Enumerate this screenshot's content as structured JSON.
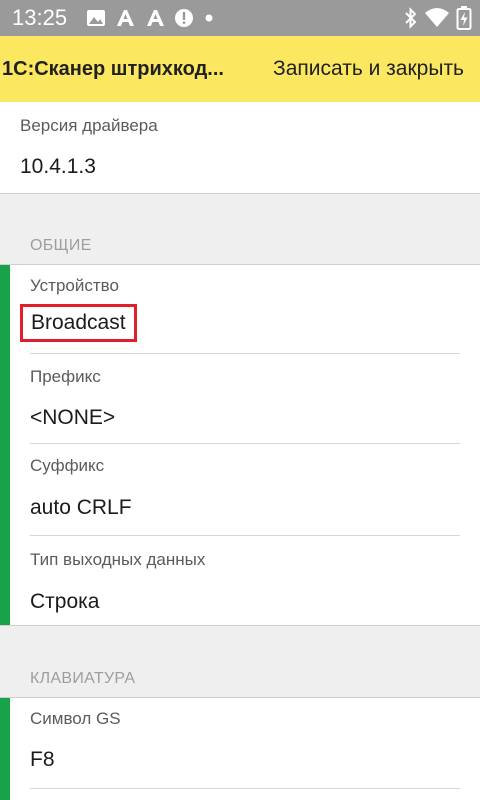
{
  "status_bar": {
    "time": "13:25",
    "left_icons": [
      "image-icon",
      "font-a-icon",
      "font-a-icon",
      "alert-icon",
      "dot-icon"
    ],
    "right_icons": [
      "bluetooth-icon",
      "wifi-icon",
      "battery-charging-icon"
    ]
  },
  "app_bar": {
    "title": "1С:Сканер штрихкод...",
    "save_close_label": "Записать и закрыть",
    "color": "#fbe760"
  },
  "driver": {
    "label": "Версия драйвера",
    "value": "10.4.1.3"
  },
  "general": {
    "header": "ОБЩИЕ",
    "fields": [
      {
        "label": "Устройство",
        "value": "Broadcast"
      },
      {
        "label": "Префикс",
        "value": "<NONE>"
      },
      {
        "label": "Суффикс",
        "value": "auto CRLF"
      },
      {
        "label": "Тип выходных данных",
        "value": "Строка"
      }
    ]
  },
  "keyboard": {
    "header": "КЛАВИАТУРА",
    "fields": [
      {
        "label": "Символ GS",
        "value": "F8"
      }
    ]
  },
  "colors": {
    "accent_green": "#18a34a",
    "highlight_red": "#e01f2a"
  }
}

TO BE DONE
Copy out the records above in full, exactly as written, but not the pictures.

COMPLETE RESPONSE
Enumerate this screenshot's content as structured JSON.
{
  "status_bar": {
    "time": "13:25",
    "left_icons": [
      "image-icon",
      "font-a-icon",
      "font-a-icon",
      "alert-icon",
      "dot-icon"
    ],
    "right_icons": [
      "bluetooth-icon",
      "wifi-icon",
      "battery-charging-icon"
    ]
  },
  "app_bar": {
    "title": "1С:Сканер штрихкод...",
    "save_close_label": "Записать и закрыть",
    "color": "#fbe760"
  },
  "driver": {
    "label": "Версия драйвера",
    "value": "10.4.1.3"
  },
  "general": {
    "header": "ОБЩИЕ",
    "fields": [
      {
        "label": "Устройство",
        "value": "Broadcast"
      },
      {
        "label": "Префикс",
        "value": "<NONE>"
      },
      {
        "label": "Суффикс",
        "value": "auto CRLF"
      },
      {
        "label": "Тип выходных данных",
        "value": "Строка"
      }
    ]
  },
  "keyboard": {
    "header": "КЛАВИАТУРА",
    "fields": [
      {
        "label": "Символ GS",
        "value": "F8"
      }
    ]
  },
  "colors": {
    "accent_green": "#18a34a",
    "highlight_red": "#e01f2a"
  }
}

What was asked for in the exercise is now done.